What you need to do: Would you retype all of these records exactly?

Stored records:
══════════════════════════════

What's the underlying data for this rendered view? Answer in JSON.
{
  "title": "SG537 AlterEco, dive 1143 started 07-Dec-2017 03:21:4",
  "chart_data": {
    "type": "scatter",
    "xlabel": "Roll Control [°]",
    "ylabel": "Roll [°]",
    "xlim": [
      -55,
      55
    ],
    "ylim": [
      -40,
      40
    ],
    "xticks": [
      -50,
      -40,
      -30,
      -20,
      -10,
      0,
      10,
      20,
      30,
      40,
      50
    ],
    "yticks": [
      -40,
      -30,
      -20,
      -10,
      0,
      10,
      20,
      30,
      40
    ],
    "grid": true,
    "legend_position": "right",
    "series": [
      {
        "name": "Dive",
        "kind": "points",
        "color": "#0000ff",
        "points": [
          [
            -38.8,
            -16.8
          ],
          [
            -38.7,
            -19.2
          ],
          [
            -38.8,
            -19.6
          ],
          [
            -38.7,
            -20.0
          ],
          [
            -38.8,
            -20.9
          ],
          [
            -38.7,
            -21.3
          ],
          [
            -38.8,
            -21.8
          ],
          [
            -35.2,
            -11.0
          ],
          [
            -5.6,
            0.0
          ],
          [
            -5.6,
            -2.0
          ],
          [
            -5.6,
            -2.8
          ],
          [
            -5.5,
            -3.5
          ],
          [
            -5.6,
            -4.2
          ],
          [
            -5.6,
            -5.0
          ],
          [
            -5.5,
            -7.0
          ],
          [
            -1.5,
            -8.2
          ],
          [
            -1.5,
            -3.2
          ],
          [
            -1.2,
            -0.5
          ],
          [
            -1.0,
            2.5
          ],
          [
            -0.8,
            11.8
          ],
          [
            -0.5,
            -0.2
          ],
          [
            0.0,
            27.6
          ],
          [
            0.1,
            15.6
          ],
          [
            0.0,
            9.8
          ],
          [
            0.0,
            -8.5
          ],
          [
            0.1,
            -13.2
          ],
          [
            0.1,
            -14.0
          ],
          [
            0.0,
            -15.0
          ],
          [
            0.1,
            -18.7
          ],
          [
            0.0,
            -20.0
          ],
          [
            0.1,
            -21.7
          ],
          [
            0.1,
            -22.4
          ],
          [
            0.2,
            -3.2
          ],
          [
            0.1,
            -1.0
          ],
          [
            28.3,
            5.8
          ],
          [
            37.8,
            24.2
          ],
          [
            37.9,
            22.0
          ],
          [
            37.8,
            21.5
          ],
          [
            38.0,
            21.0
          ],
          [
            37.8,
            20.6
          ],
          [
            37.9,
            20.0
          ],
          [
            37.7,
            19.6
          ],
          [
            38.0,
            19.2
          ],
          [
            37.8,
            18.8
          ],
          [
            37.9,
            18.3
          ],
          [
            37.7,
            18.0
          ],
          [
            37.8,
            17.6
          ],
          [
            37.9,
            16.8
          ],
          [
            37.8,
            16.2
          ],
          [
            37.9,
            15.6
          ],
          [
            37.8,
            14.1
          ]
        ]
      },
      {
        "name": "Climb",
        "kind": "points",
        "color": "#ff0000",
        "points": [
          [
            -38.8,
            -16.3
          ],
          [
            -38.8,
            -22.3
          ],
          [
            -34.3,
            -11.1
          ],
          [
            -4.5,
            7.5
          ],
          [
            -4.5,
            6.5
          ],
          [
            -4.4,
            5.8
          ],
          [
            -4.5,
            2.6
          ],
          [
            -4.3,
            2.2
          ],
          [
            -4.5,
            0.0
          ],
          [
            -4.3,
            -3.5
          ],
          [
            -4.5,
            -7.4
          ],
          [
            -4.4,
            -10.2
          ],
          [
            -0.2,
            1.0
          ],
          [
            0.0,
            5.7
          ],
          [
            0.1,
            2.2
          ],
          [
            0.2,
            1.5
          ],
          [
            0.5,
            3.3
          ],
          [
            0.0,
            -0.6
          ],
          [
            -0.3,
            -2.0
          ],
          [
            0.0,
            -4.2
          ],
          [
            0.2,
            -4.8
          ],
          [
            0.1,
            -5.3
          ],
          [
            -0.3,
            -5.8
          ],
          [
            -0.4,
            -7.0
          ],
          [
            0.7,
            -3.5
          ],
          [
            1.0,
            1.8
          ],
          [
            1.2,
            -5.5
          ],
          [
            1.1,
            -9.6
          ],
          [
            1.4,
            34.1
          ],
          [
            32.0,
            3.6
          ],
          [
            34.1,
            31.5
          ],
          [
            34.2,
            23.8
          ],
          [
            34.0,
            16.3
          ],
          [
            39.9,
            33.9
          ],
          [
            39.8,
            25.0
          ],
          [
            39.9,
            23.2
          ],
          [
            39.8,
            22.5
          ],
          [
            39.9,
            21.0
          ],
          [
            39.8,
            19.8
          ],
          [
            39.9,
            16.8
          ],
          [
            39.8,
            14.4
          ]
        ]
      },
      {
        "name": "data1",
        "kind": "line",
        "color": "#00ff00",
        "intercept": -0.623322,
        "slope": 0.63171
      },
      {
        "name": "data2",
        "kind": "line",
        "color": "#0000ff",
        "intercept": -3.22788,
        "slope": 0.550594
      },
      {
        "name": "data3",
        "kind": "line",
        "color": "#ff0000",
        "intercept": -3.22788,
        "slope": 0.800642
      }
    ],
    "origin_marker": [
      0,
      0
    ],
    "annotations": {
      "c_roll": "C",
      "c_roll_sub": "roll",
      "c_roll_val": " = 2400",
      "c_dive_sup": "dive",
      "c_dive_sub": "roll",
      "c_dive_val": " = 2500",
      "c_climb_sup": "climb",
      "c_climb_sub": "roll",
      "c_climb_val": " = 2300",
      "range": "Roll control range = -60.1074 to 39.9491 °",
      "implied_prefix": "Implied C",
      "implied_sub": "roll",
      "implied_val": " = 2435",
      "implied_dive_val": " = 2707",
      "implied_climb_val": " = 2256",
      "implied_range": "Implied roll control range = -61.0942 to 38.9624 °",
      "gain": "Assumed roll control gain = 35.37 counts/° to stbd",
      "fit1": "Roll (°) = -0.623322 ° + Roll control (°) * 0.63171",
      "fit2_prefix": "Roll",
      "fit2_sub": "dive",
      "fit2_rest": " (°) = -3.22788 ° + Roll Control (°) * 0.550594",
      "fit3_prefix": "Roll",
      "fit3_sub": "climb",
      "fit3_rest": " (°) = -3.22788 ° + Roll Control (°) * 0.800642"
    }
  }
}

══════════════════════════════

Response to the exercise:
What's the underlying data for this rendered view? Answer in JSON.
{
  "title": "SG537 AlterEco, dive 1143 started 07-Dec-2017 03:21:4",
  "chart_data": {
    "type": "scatter",
    "xlabel": "Roll Control [°]",
    "ylabel": "Roll [°]",
    "xlim": [
      -55,
      55
    ],
    "ylim": [
      -40,
      40
    ],
    "xticks": [
      -50,
      -40,
      -30,
      -20,
      -10,
      0,
      10,
      20,
      30,
      40,
      50
    ],
    "yticks": [
      -40,
      -30,
      -20,
      -10,
      0,
      10,
      20,
      30,
      40
    ],
    "grid": true,
    "legend_position": "right",
    "series": [
      {
        "name": "Dive",
        "kind": "points",
        "color": "#0000ff",
        "points": [
          [
            -38.8,
            -16.8
          ],
          [
            -38.7,
            -19.2
          ],
          [
            -38.8,
            -19.6
          ],
          [
            -38.7,
            -20.0
          ],
          [
            -38.8,
            -20.9
          ],
          [
            -38.7,
            -21.3
          ],
          [
            -38.8,
            -21.8
          ],
          [
            -35.2,
            -11.0
          ],
          [
            -5.6,
            0.0
          ],
          [
            -5.6,
            -2.0
          ],
          [
            -5.6,
            -2.8
          ],
          [
            -5.5,
            -3.5
          ],
          [
            -5.6,
            -4.2
          ],
          [
            -5.6,
            -5.0
          ],
          [
            -5.5,
            -7.0
          ],
          [
            -1.5,
            -8.2
          ],
          [
            -1.5,
            -3.2
          ],
          [
            -1.2,
            -0.5
          ],
          [
            -1.0,
            2.5
          ],
          [
            -0.8,
            11.8
          ],
          [
            -0.5,
            -0.2
          ],
          [
            0.0,
            27.6
          ],
          [
            0.1,
            15.6
          ],
          [
            0.0,
            9.8
          ],
          [
            0.0,
            -8.5
          ],
          [
            0.1,
            -13.2
          ],
          [
            0.1,
            -14.0
          ],
          [
            0.0,
            -15.0
          ],
          [
            0.1,
            -18.7
          ],
          [
            0.0,
            -20.0
          ],
          [
            0.1,
            -21.7
          ],
          [
            0.1,
            -22.4
          ],
          [
            0.2,
            -3.2
          ],
          [
            0.1,
            -1.0
          ],
          [
            28.3,
            5.8
          ],
          [
            37.8,
            24.2
          ],
          [
            37.9,
            22.0
          ],
          [
            37.8,
            21.5
          ],
          [
            38.0,
            21.0
          ],
          [
            37.8,
            20.6
          ],
          [
            37.9,
            20.0
          ],
          [
            37.7,
            19.6
          ],
          [
            38.0,
            19.2
          ],
          [
            37.8,
            18.8
          ],
          [
            37.9,
            18.3
          ],
          [
            37.7,
            18.0
          ],
          [
            37.8,
            17.6
          ],
          [
            37.9,
            16.8
          ],
          [
            37.8,
            16.2
          ],
          [
            37.9,
            15.6
          ],
          [
            37.8,
            14.1
          ]
        ]
      },
      {
        "name": "Climb",
        "kind": "points",
        "color": "#ff0000",
        "points": [
          [
            -38.8,
            -16.3
          ],
          [
            -38.8,
            -22.3
          ],
          [
            -34.3,
            -11.1
          ],
          [
            -4.5,
            7.5
          ],
          [
            -4.5,
            6.5
          ],
          [
            -4.4,
            5.8
          ],
          [
            -4.5,
            2.6
          ],
          [
            -4.3,
            2.2
          ],
          [
            -4.5,
            0.0
          ],
          [
            -4.3,
            -3.5
          ],
          [
            -4.5,
            -7.4
          ],
          [
            -4.4,
            -10.2
          ],
          [
            -0.2,
            1.0
          ],
          [
            0.0,
            5.7
          ],
          [
            0.1,
            2.2
          ],
          [
            0.2,
            1.5
          ],
          [
            0.5,
            3.3
          ],
          [
            0.0,
            -0.6
          ],
          [
            -0.3,
            -2.0
          ],
          [
            0.0,
            -4.2
          ],
          [
            0.2,
            -4.8
          ],
          [
            0.1,
            -5.3
          ],
          [
            -0.3,
            -5.8
          ],
          [
            -0.4,
            -7.0
          ],
          [
            0.7,
            -3.5
          ],
          [
            1.0,
            1.8
          ],
          [
            1.2,
            -5.5
          ],
          [
            1.1,
            -9.6
          ],
          [
            1.4,
            34.1
          ],
          [
            32.0,
            3.6
          ],
          [
            34.1,
            31.5
          ],
          [
            34.2,
            23.8
          ],
          [
            34.0,
            16.3
          ],
          [
            39.9,
            33.9
          ],
          [
            39.8,
            25.0
          ],
          [
            39.9,
            23.2
          ],
          [
            39.8,
            22.5
          ],
          [
            39.9,
            21.0
          ],
          [
            39.8,
            19.8
          ],
          [
            39.9,
            16.8
          ],
          [
            39.8,
            14.4
          ]
        ]
      },
      {
        "name": "data1",
        "kind": "line",
        "color": "#00ff00",
        "intercept": -0.623322,
        "slope": 0.63171
      },
      {
        "name": "data2",
        "kind": "line",
        "color": "#0000ff",
        "intercept": -3.22788,
        "slope": 0.550594
      },
      {
        "name": "data3",
        "kind": "line",
        "color": "#ff0000",
        "intercept": -3.22788,
        "slope": 0.800642
      }
    ],
    "origin_marker": [
      0,
      0
    ],
    "annotations": {
      "c_roll": "C",
      "c_roll_sub": "roll",
      "c_roll_val": " = 2400",
      "c_dive_sup": "dive",
      "c_dive_sub": "roll",
      "c_dive_val": " = 2500",
      "c_climb_sup": "climb",
      "c_climb_sub": "roll",
      "c_climb_val": " = 2300",
      "range": "Roll control range = -60.1074 to 39.9491 °",
      "implied_prefix": "Implied C",
      "implied_sub": "roll",
      "implied_val": " = 2435",
      "implied_dive_val": " = 2707",
      "implied_climb_val": " = 2256",
      "implied_range": "Implied roll control range = -61.0942 to 38.9624 °",
      "gain": "Assumed roll control gain = 35.37 counts/° to stbd",
      "fit1": "Roll (°) = -0.623322 ° + Roll control (°) * 0.63171",
      "fit2_prefix": "Roll",
      "fit2_sub": "dive",
      "fit2_rest": " (°) = -3.22788 ° + Roll Control (°) * 0.550594",
      "fit3_prefix": "Roll",
      "fit3_sub": "climb",
      "fit3_rest": " (°) = -3.22788 ° + Roll Control (°) * 0.800642"
    }
  }
}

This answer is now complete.